### Given information

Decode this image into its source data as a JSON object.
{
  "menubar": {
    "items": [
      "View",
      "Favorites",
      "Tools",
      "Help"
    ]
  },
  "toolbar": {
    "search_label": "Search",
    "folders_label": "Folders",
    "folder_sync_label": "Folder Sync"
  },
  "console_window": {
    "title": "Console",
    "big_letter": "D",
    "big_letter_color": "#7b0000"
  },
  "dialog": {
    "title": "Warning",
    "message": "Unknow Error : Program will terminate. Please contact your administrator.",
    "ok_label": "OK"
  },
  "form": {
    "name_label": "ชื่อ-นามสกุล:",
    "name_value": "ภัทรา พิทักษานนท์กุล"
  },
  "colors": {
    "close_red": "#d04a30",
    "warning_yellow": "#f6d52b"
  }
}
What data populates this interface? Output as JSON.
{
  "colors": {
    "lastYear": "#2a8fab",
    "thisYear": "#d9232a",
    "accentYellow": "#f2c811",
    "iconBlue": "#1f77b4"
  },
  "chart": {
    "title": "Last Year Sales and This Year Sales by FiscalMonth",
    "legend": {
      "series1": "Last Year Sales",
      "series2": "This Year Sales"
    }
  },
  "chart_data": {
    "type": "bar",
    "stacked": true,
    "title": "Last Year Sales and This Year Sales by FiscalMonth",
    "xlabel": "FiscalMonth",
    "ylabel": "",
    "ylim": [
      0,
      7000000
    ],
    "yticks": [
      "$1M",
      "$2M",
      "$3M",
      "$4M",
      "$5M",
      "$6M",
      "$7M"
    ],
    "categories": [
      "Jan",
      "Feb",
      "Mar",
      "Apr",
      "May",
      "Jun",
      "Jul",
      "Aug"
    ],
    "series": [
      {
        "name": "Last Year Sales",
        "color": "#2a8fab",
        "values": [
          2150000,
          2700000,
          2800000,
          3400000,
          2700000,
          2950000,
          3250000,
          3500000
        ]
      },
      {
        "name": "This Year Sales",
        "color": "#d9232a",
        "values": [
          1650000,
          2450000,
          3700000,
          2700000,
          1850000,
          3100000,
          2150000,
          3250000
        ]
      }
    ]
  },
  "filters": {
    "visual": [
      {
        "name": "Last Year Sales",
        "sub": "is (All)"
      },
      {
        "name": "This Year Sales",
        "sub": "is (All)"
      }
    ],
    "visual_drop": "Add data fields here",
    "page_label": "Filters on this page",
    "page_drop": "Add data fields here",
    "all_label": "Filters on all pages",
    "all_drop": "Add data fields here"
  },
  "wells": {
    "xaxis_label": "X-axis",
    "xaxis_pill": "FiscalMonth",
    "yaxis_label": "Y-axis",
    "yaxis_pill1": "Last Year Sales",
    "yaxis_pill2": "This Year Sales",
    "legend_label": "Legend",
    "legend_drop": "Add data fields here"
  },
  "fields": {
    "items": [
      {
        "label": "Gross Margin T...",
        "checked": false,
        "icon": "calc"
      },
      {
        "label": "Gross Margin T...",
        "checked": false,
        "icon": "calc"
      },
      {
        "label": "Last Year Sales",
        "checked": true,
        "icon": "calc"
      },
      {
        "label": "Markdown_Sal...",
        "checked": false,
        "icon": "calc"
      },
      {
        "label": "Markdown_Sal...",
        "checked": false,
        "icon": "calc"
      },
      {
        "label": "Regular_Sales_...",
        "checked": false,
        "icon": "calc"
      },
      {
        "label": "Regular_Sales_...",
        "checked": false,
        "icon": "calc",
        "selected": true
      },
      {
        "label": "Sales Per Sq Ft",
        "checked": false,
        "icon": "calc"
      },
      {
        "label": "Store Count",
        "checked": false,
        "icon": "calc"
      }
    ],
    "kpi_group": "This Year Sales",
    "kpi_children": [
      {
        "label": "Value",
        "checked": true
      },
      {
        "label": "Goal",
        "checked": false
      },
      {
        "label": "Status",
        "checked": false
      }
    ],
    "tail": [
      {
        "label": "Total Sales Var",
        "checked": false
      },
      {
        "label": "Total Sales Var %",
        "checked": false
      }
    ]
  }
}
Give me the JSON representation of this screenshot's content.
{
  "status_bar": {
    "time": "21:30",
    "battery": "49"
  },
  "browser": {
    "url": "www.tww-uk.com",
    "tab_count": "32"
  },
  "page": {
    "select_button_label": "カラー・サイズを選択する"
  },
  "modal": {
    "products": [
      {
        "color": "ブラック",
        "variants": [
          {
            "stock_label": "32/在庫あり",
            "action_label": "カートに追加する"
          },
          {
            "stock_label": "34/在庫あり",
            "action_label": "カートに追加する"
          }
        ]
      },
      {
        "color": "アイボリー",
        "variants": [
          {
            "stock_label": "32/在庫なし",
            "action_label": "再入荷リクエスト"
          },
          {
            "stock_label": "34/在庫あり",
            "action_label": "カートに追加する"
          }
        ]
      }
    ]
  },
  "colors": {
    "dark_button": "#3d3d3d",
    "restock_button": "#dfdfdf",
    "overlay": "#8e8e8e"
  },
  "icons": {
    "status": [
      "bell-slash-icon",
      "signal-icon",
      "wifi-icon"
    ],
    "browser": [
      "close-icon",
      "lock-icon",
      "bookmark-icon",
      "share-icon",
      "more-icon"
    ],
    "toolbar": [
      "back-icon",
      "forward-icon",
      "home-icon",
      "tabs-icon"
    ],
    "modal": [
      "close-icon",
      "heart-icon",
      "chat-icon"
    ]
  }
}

######

- Written exercise:
Retype all of the entries precisely as they are.

- Expected output:
Decode this image into its source data as a JSON object.
{
  "menubar": {
    "items": [
      "View",
      "Favorites",
      "Tools",
      "Help"
    ]
  },
  "toolbar": {
    "search_label": "Search",
    "folders_label": "Folders",
    "folder_sync_label": "Folder Sync"
  },
  "console_window": {
    "title": "Console",
    "big_letter": "D",
    "big_letter_color": "#7b0000"
  },
  "dialog": {
    "title": "Warning",
    "message": "Unknow Error : Program will terminate. Please contact your administrator.",
    "ok_label": "OK"
  },
  "form": {
    "name_label": "ชื่อ-นามสกุล:",
    "name_value": "ภัทรา พิทักษานนท์กุล"
  },
  "colors": {
    "close_red": "#d04a30",
    "warning_yellow": "#f6d52b"
  }
}
What data populates this interface? Output as JSON.
{
  "colors": {
    "lastYear": "#2a8fab",
    "thisYear": "#d9232a",
    "accentYellow": "#f2c811",
    "iconBlue": "#1f77b4"
  },
  "chart": {
    "title": "Last Year Sales and This Year Sales by FiscalMonth",
    "legend": {
      "series1": "Last Year Sales",
      "series2": "This Year Sales"
    }
  },
  "chart_data": {
    "type": "bar",
    "stacked": true,
    "title": "Last Year Sales and This Year Sales by FiscalMonth",
    "xlabel": "FiscalMonth",
    "ylabel": "",
    "ylim": [
      0,
      7000000
    ],
    "yticks": [
      "$1M",
      "$2M",
      "$3M",
      "$4M",
      "$5M",
      "$6M",
      "$7M"
    ],
    "categories": [
      "Jan",
      "Feb",
      "Mar",
      "Apr",
      "May",
      "Jun",
      "Jul",
      "Aug"
    ],
    "series": [
      {
        "name": "Last Year Sales",
        "color": "#2a8fab",
        "values": [
          2150000,
          2700000,
          2800000,
          3400000,
          2700000,
          2950000,
          3250000,
          3500000
        ]
      },
      {
        "name": "This Year Sales",
        "color": "#d9232a",
        "values": [
          1650000,
          2450000,
          3700000,
          2700000,
          1850000,
          3100000,
          2150000,
          3250000
        ]
      }
    ]
  },
  "filters": {
    "visual": [
      {
        "name": "Last Year Sales",
        "sub": "is (All)"
      },
      {
        "name": "This Year Sales",
        "sub": "is (All)"
      }
    ],
    "visual_drop": "Add data fields here",
    "page_label": "Filters on this page",
    "page_drop": "Add data fields here",
    "all_label": "Filters on all pages",
    "all_drop": "Add data fields here"
  },
  "wells": {
    "xaxis_label": "X-axis",
    "xaxis_pill": "FiscalMonth",
    "yaxis_label": "Y-axis",
    "yaxis_pill1": "Last Year Sales",
    "yaxis_pill2": "This Year Sales",
    "legend_label": "Legend",
    "legend_drop": "Add data fields here"
  },
  "fields": {
    "items": [
      {
        "label": "Gross Margin T...",
        "checked": false,
        "icon": "calc"
      },
      {
        "label": "Gross Margin T...",
        "checked": false,
        "icon": "calc"
      },
      {
        "label": "Last Year Sales",
        "checked": true,
        "icon": "calc"
      },
      {
        "label": "Markdown_Sal...",
        "checked": false,
        "icon": "calc"
      },
      {
        "label": "Markdown_Sal...",
        "checked": false,
        "icon": "calc"
      },
      {
        "label": "Regular_Sales_...",
        "checked": false,
        "icon": "calc"
      },
      {
        "label": "Regular_Sales_...",
        "checked": false,
        "icon": "calc",
        "selected": true
      },
      {
        "label": "Sales Per Sq Ft",
        "checked": false,
        "icon": "calc"
      },
      {
        "label": "Store Count",
        "checked": false,
        "icon": "calc"
      }
    ],
    "kpi_group": "This Year Sales",
    "kpi_children": [
      {
        "label": "Value",
        "checked": true
      },
      {
        "label": "Goal",
        "checked": false
      },
      {
        "label": "Status",
        "checked": false
      }
    ],
    "tail": [
      {
        "label": "Total Sales Var",
        "checked": false
      },
      {
        "label": "Total Sales Var %",
        "checked": false
      }
    ]
  }
}
Give me the JSON representation of this screenshot's content.
{
  "status_bar": {
    "time": "21:30",
    "battery": "49"
  },
  "browser": {
    "url": "www.tww-uk.com",
    "tab_count": "32"
  },
  "page": {
    "select_button_label": "カラー・サイズを選択する"
  },
  "modal": {
    "products": [
      {
        "color": "ブラック",
        "variants": [
          {
            "stock_label": "32/在庫あり",
            "action_label": "カートに追加する"
          },
          {
            "stock_label": "34/在庫あり",
            "action_label": "カートに追加する"
          }
        ]
      },
      {
        "color": "アイボリー",
        "variants": [
          {
            "stock_label": "32/在庫なし",
            "action_label": "再入荷リクエスト"
          },
          {
            "stock_label": "34/在庫あり",
            "action_label": "カートに追加する"
          }
        ]
      }
    ]
  },
  "colors": {
    "dark_button": "#3d3d3d",
    "restock_button": "#dfdfdf",
    "overlay": "#8e8e8e"
  },
  "icons": {
    "status": [
      "bell-slash-icon",
      "signal-icon",
      "wifi-icon"
    ],
    "browser": [
      "close-icon",
      "lock-icon",
      "bookmark-icon",
      "share-icon",
      "more-icon"
    ],
    "toolbar": [
      "back-icon",
      "forward-icon",
      "home-icon",
      "tabs-icon"
    ],
    "modal": [
      "close-icon",
      "heart-icon",
      "chat-icon"
    ]
  }
}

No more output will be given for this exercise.